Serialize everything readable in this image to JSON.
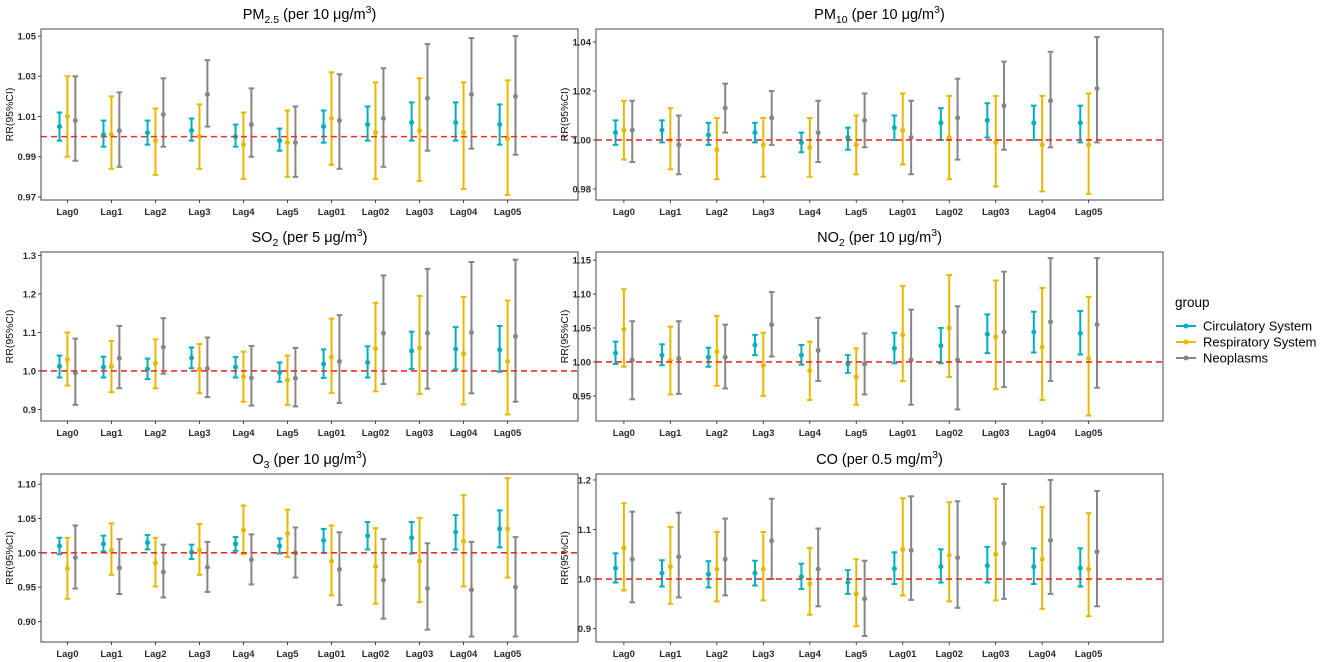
{
  "chart_data": {
    "type": "scatter",
    "categories": [
      "Lag0",
      "Lag1",
      "Lag2",
      "Lag3",
      "Lag4",
      "Lag5",
      "Lag01",
      "Lag02",
      "Lag03",
      "Lag04",
      "Lag05"
    ],
    "legend": {
      "title": "group",
      "position": "right",
      "entries": [
        {
          "name": "Circulatory System",
          "color": "#00AFBB"
        },
        {
          "name": "Respiratory System",
          "color": "#E7B800"
        },
        {
          "name": "Neoplasms",
          "color": "#868686"
        }
      ]
    },
    "reference_line": {
      "y": 1.0,
      "color": "#E8302E"
    },
    "panels": [
      {
        "title": {
          "base": "PM",
          "sub": "2.5",
          "unit": " (per 10 μg/m",
          "sup": "3",
          "close": ")"
        },
        "ylabel": "RR(95%CI)",
        "yticks": [
          "0.97",
          "0.99",
          "1.01",
          "1.03",
          "1.05"
        ],
        "ylim": [
          0.9685,
          1.0535
        ],
        "series": [
          {
            "name": "Circulatory System",
            "estimate": [
              1.005,
              1.001,
              1.002,
              1.003,
              1.0,
              0.998,
              1.005,
              1.006,
              1.007,
              1.007,
              1.006
            ],
            "lower": [
              0.998,
              0.995,
              0.996,
              0.998,
              0.995,
              0.993,
              0.997,
              0.998,
              0.998,
              0.998,
              0.996
            ],
            "upper": [
              1.012,
              1.008,
              1.008,
              1.009,
              1.006,
              1.004,
              1.013,
              1.015,
              1.017,
              1.017,
              1.016
            ]
          },
          {
            "name": "Respiratory System",
            "estimate": [
              1.01,
              1.001,
              0.998,
              1.0,
              0.996,
              0.997,
              1.009,
              1.002,
              1.003,
              1.002,
              0.999
            ],
            "lower": [
              0.99,
              0.984,
              0.981,
              0.984,
              0.979,
              0.98,
              0.986,
              0.979,
              0.978,
              0.974,
              0.971
            ],
            "upper": [
              1.03,
              1.02,
              1.014,
              1.016,
              1.012,
              1.013,
              1.032,
              1.027,
              1.029,
              1.027,
              1.028
            ]
          },
          {
            "name": "Neoplasms",
            "estimate": [
              1.008,
              1.003,
              1.011,
              1.021,
              1.006,
              0.997,
              1.008,
              1.009,
              1.019,
              1.021,
              1.02
            ],
            "lower": [
              0.988,
              0.985,
              0.995,
              1.005,
              0.99,
              0.98,
              0.984,
              0.985,
              0.993,
              0.994,
              0.991
            ],
            "upper": [
              1.03,
              1.022,
              1.029,
              1.038,
              1.024,
              1.015,
              1.031,
              1.034,
              1.046,
              1.049,
              1.05
            ]
          }
        ]
      },
      {
        "title": {
          "base": "PM",
          "sub": "10",
          "unit": " (per 10 μg/m",
          "sup": "3",
          "close": ")"
        },
        "ylabel": "RR(95%CI)",
        "yticks": [
          "0.98",
          "1.00",
          "1.02",
          "1.04"
        ],
        "ylim": [
          0.9755,
          1.0453
        ],
        "series": [
          {
            "name": "Circulatory System",
            "estimate": [
              1.003,
              1.004,
              1.002,
              1.003,
              0.999,
              1.001,
              1.005,
              1.007,
              1.008,
              1.007,
              1.007
            ],
            "lower": [
              0.998,
              0.999,
              0.998,
              0.999,
              0.995,
              0.996,
              1.0,
              1.0,
              1.001,
              1.0,
              0.999
            ],
            "upper": [
              1.008,
              1.008,
              1.007,
              1.007,
              1.003,
              1.005,
              1.01,
              1.013,
              1.015,
              1.014,
              1.014
            ]
          },
          {
            "name": "Respiratory System",
            "estimate": [
              1.004,
              1.0,
              0.996,
              0.998,
              0.997,
              0.998,
              1.004,
              1.001,
              0.999,
              0.998,
              0.998
            ],
            "lower": [
              0.992,
              0.988,
              0.984,
              0.985,
              0.985,
              0.986,
              0.99,
              0.984,
              0.981,
              0.979,
              0.978
            ],
            "upper": [
              1.016,
              1.013,
              1.009,
              1.009,
              1.009,
              1.01,
              1.019,
              1.018,
              1.018,
              1.018,
              1.019
            ]
          },
          {
            "name": "Neoplasms",
            "estimate": [
              1.004,
              0.998,
              1.013,
              1.009,
              1.003,
              1.008,
              1.001,
              1.009,
              1.014,
              1.016,
              1.021
            ],
            "lower": [
              0.991,
              0.986,
              1.003,
              0.998,
              0.991,
              0.997,
              0.986,
              0.992,
              0.996,
              0.997,
              0.999
            ],
            "upper": [
              1.016,
              1.01,
              1.023,
              1.02,
              1.016,
              1.019,
              1.016,
              1.025,
              1.032,
              1.036,
              1.042
            ]
          }
        ]
      },
      {
        "title": {
          "base": "SO",
          "sub": "2",
          "unit": " (per 5 μg/m",
          "sup": "3",
          "close": ")"
        },
        "ylabel": "RR(95%CI)",
        "yticks": [
          "0.9",
          "1.0",
          "1.1",
          "1.2",
          "1.3"
        ],
        "ylim": [
          0.87,
          1.309
        ],
        "series": [
          {
            "name": "Circulatory System",
            "estimate": [
              1.012,
              1.01,
              1.005,
              1.034,
              1.01,
              0.996,
              1.018,
              1.022,
              1.052,
              1.057,
              1.055
            ],
            "lower": [
              0.983,
              0.983,
              0.979,
              1.007,
              0.983,
              0.972,
              0.982,
              0.983,
              1.005,
              1.004,
              0.998
            ],
            "upper": [
              1.04,
              1.037,
              1.032,
              1.061,
              1.036,
              1.022,
              1.056,
              1.064,
              1.102,
              1.114,
              1.117
            ]
          },
          {
            "name": "Respiratory System",
            "estimate": [
              1.03,
              1.012,
              1.02,
              1.005,
              0.985,
              0.976,
              1.036,
              1.058,
              1.06,
              1.045,
              1.025
            ],
            "lower": [
              0.962,
              0.945,
              0.955,
              0.942,
              0.92,
              0.912,
              0.943,
              0.947,
              0.94,
              0.913,
              0.887
            ],
            "upper": [
              1.1,
              1.078,
              1.082,
              1.07,
              1.05,
              1.04,
              1.136,
              1.177,
              1.195,
              1.192,
              1.183
            ]
          },
          {
            "name": "Neoplasms",
            "estimate": [
              0.995,
              1.033,
              1.062,
              1.006,
              0.982,
              0.981,
              1.025,
              1.098,
              1.098,
              1.1,
              1.09
            ],
            "lower": [
              0.912,
              0.955,
              0.993,
              0.932,
              0.91,
              0.908,
              0.917,
              0.966,
              0.954,
              0.942,
              0.92
            ],
            "upper": [
              1.084,
              1.117,
              1.137,
              1.087,
              1.065,
              1.06,
              1.145,
              1.248,
              1.265,
              1.283,
              1.289
            ]
          }
        ]
      },
      {
        "title": {
          "base": "NO",
          "sub": "2",
          "unit": " (per 10 μg/m",
          "sup": "3",
          "close": ")"
        },
        "ylabel": "RR(95%CI)",
        "yticks": [
          "0.95",
          "1.00",
          "1.05",
          "1.10",
          "1.15"
        ],
        "ylim": [
          0.913,
          1.162
        ],
        "series": [
          {
            "name": "Circulatory System",
            "estimate": [
              1.013,
              1.01,
              1.007,
              1.025,
              1.01,
              0.997,
              1.02,
              1.024,
              1.041,
              1.044,
              1.042
            ],
            "lower": [
              0.997,
              0.995,
              0.993,
              1.01,
              0.996,
              0.984,
              0.998,
              0.998,
              1.013,
              1.014,
              1.011
            ],
            "upper": [
              1.03,
              1.026,
              1.021,
              1.04,
              1.025,
              1.01,
              1.043,
              1.05,
              1.07,
              1.074,
              1.075
            ]
          },
          {
            "name": "Respiratory System",
            "estimate": [
              1.048,
              1.002,
              1.015,
              0.995,
              0.987,
              0.978,
              1.04,
              1.05,
              1.037,
              1.022,
              1.005
            ],
            "lower": [
              0.993,
              0.952,
              0.965,
              0.95,
              0.944,
              0.937,
              0.972,
              0.978,
              0.96,
              0.944,
              0.921
            ],
            "upper": [
              1.107,
              1.052,
              1.068,
              1.043,
              1.03,
              1.02,
              1.112,
              1.128,
              1.12,
              1.109,
              1.096
            ]
          },
          {
            "name": "Neoplasms",
            "estimate": [
              1.003,
              1.005,
              1.007,
              1.055,
              1.017,
              0.997,
              1.003,
              1.003,
              1.044,
              1.059,
              1.055
            ],
            "lower": [
              0.945,
              0.953,
              0.961,
              1.008,
              0.972,
              0.952,
              0.937,
              0.93,
              0.963,
              0.972,
              0.962
            ],
            "upper": [
              1.06,
              1.06,
              1.055,
              1.103,
              1.065,
              1.042,
              1.077,
              1.082,
              1.133,
              1.153,
              1.153
            ]
          }
        ]
      },
      {
        "title": {
          "base": "O",
          "sub": "3",
          "unit": " (per 10 μg/m",
          "sup": "3",
          "close": ")"
        },
        "ylabel": "RR(95%CI)",
        "yticks": [
          "0.90",
          "0.95",
          "1.00",
          "1.05",
          "1.10"
        ],
        "ylim": [
          0.87,
          1.115
        ],
        "series": [
          {
            "name": "Circulatory System",
            "estimate": [
              1.01,
              1.013,
              1.015,
              1.001,
              1.013,
              1.01,
              1.018,
              1.025,
              1.022,
              1.03,
              1.035
            ],
            "lower": [
              0.998,
              1.002,
              1.005,
              0.991,
              1.003,
              0.999,
              1.0,
              1.005,
              0.999,
              1.005,
              1.008
            ],
            "upper": [
              1.022,
              1.025,
              1.026,
              1.012,
              1.023,
              1.021,
              1.035,
              1.045,
              1.045,
              1.055,
              1.062
            ]
          },
          {
            "name": "Respiratory System",
            "estimate": [
              0.977,
              1.004,
              0.985,
              1.004,
              1.033,
              1.028,
              0.988,
              0.98,
              0.988,
              1.017,
              1.035
            ],
            "lower": [
              0.933,
              0.968,
              0.951,
              0.968,
              0.998,
              0.994,
              0.938,
              0.926,
              0.928,
              0.951,
              0.964
            ],
            "upper": [
              1.022,
              1.043,
              1.022,
              1.042,
              1.069,
              1.063,
              1.04,
              1.036,
              1.051,
              1.084,
              1.109
            ]
          },
          {
            "name": "Neoplasms",
            "estimate": [
              0.993,
              0.978,
              0.972,
              0.979,
              0.99,
              1.0,
              0.976,
              0.96,
              0.948,
              0.946,
              0.95
            ],
            "lower": [
              0.948,
              0.94,
              0.935,
              0.943,
              0.954,
              0.964,
              0.924,
              0.904,
              0.888,
              0.878,
              0.878
            ],
            "upper": [
              1.04,
              1.02,
              1.012,
              1.016,
              1.027,
              1.037,
              1.03,
              1.02,
              1.014,
              1.016,
              1.023
            ]
          }
        ]
      },
      {
        "title": {
          "base": "CO",
          "unit": " (per 0.5 mg/m",
          "sup": "3",
          "close": ")"
        },
        "ylabel": "RR(95%CI)",
        "yticks": [
          "0.9",
          "1.0",
          "1.1",
          "1.2"
        ],
        "ylim": [
          0.873,
          1.212
        ],
        "series": [
          {
            "name": "Circulatory System",
            "estimate": [
              1.022,
              1.012,
              1.01,
              1.012,
              1.005,
              0.993,
              1.021,
              1.025,
              1.027,
              1.025,
              1.022
            ],
            "lower": [
              0.993,
              0.985,
              0.983,
              0.987,
              0.98,
              0.97,
              0.99,
              0.993,
              0.993,
              0.99,
              0.985
            ],
            "upper": [
              1.052,
              1.038,
              1.036,
              1.037,
              1.031,
              1.018,
              1.054,
              1.06,
              1.065,
              1.062,
              1.062
            ]
          },
          {
            "name": "Respiratory System",
            "estimate": [
              1.062,
              1.025,
              1.02,
              1.02,
              0.99,
              0.97,
              1.06,
              1.048,
              1.05,
              1.04,
              1.02
            ],
            "lower": [
              0.977,
              0.95,
              0.955,
              0.957,
              0.928,
              0.905,
              0.967,
              0.955,
              0.957,
              0.94,
              0.925
            ],
            "upper": [
              1.153,
              1.105,
              1.095,
              1.095,
              1.063,
              1.04,
              1.163,
              1.155,
              1.162,
              1.145,
              1.133
            ]
          },
          {
            "name": "Neoplasms",
            "estimate": [
              1.04,
              1.045,
              1.04,
              1.077,
              1.02,
              0.96,
              1.058,
              1.043,
              1.072,
              1.078,
              1.055
            ],
            "lower": [
              0.953,
              0.963,
              0.967,
              1.0,
              0.945,
              0.885,
              0.958,
              0.942,
              0.96,
              0.97,
              0.945
            ],
            "upper": [
              1.136,
              1.134,
              1.122,
              1.162,
              1.102,
              1.037,
              1.167,
              1.157,
              1.192,
              1.2,
              1.178
            ]
          }
        ]
      }
    ]
  }
}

DESCRIPTION OF THE TASK =
Reply with one number only: how many lines of the listing hold "base"?

EXERCISE ANSWER =
6